======== Information supplied

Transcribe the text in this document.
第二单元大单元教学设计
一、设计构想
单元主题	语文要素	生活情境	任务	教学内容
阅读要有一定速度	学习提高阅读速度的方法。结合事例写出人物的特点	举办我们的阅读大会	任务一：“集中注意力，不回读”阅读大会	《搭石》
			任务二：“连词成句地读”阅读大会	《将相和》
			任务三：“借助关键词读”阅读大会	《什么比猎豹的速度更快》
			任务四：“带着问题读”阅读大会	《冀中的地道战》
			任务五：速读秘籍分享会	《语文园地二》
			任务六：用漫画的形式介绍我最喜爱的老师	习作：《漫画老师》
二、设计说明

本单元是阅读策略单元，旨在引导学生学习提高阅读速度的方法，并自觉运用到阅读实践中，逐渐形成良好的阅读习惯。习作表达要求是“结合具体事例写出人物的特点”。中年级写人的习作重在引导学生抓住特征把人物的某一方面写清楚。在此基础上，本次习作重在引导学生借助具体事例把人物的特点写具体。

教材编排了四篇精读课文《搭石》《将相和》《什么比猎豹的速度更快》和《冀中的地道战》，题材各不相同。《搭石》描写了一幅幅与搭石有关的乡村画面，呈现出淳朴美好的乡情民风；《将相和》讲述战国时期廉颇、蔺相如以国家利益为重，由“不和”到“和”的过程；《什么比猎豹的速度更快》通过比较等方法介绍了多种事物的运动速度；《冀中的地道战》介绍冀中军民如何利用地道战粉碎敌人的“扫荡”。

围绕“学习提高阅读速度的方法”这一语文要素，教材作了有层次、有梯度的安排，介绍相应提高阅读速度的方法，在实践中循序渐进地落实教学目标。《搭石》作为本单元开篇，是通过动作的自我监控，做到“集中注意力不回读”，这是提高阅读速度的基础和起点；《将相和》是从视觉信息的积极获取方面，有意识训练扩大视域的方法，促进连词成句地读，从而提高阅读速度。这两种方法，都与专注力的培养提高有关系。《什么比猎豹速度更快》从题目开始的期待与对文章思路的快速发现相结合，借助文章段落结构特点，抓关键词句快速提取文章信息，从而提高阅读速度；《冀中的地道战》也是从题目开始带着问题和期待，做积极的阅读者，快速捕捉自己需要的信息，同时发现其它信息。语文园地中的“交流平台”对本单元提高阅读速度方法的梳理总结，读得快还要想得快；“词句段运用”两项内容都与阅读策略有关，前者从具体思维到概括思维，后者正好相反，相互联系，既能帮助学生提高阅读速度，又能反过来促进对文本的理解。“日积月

================

*Challenge*: Nothing should be left out: return all of the records exactly.

*Answer below*:
Transcribe the text in this document.
第二单元大单元教学设计
一、设计构想
单元主题	语文要素	生活情境	任务	教学内容
阅读要有一定速度	学习提高阅读速度的方法。结合事例写出人物的特点	举办我们的阅读大会	任务一：“集中注意力，不回读”阅读大会	《搭石》
			任务二：“连词成句地读”阅读大会	《将相和》
			任务三：“借助关键词读”阅读大会	《什么比猎豹的速度更快》
			任务四：“带着问题读”阅读大会	《冀中的地道战》
			任务五：速读秘籍分享会	《语文园地二》
			任务六：用漫画的形式介绍我最喜爱的老师	习作：《漫画老师》
二、设计说明

本单元是阅读策略单元，旨在引导学生学习提高阅读速度的方法，并自觉运用到阅读实践中，逐渐形成良好的阅读习惯。习作表达要求是“结合具体事例写出人物的特点”。中年级写人的习作重在引导学生抓住特征把人物的某一方面写清楚。在此基础上，本次习作重在引导学生借助具体事例把人物的特点写具体。

教材编排了四篇精读课文《搭石》《将相和》《什么比猎豹的速度更快》和《冀中的地道战》，题材各不相同。《搭石》描写了一幅幅与搭石有关的乡村画面，呈现出淳朴美好的乡情民风；《将相和》讲述战国时期廉颇、蔺相如以国家利益为重，由“不和”到“和”的过程；《什么比猎豹的速度更快》通过比较等方法介绍了多种事物的运动速度；《冀中的地道战》介绍冀中军民如何利用地道战粉碎敌人的“扫荡”。

围绕“学习提高阅读速度的方法”这一语文要素，教材作了有层次、有梯度的安排，介绍相应提高阅读速度的方法，在实践中循序渐进地落实教学目标。《搭石》作为本单元开篇，是通过动作的自我监控，做到“集中注意力不回读”，这是提高阅读速度的基础和起点；《将相和》是从视觉信息的积极获取方面，有意识训练扩大视域的方法，促进连词成句地读，从而提高阅读速度。这两种方法，都与专注力的培养提高有关系。《什么比猎豹速度更快》从题目开始的期待与对文章思路的快速发现相结合，借助文章段落结构特点，抓关键词句快速提取文章信息，从而提高阅读速度；《冀中的地道战》也是从题目开始带着问题和期待，做积极的阅读者，快速捕捉自己需要的信息，同时发现其它信息。语文园地中的“交流平台”对本单元提高阅读速度方法的梳理总结，读得快还要想得快；“词句段运用”两项内容都与阅读策略有关，前者从具体思维到概括思维，后者正好相反，相互联系，既能帮助学生提高阅读速度，又能反过来促进对文本的理解。“日积月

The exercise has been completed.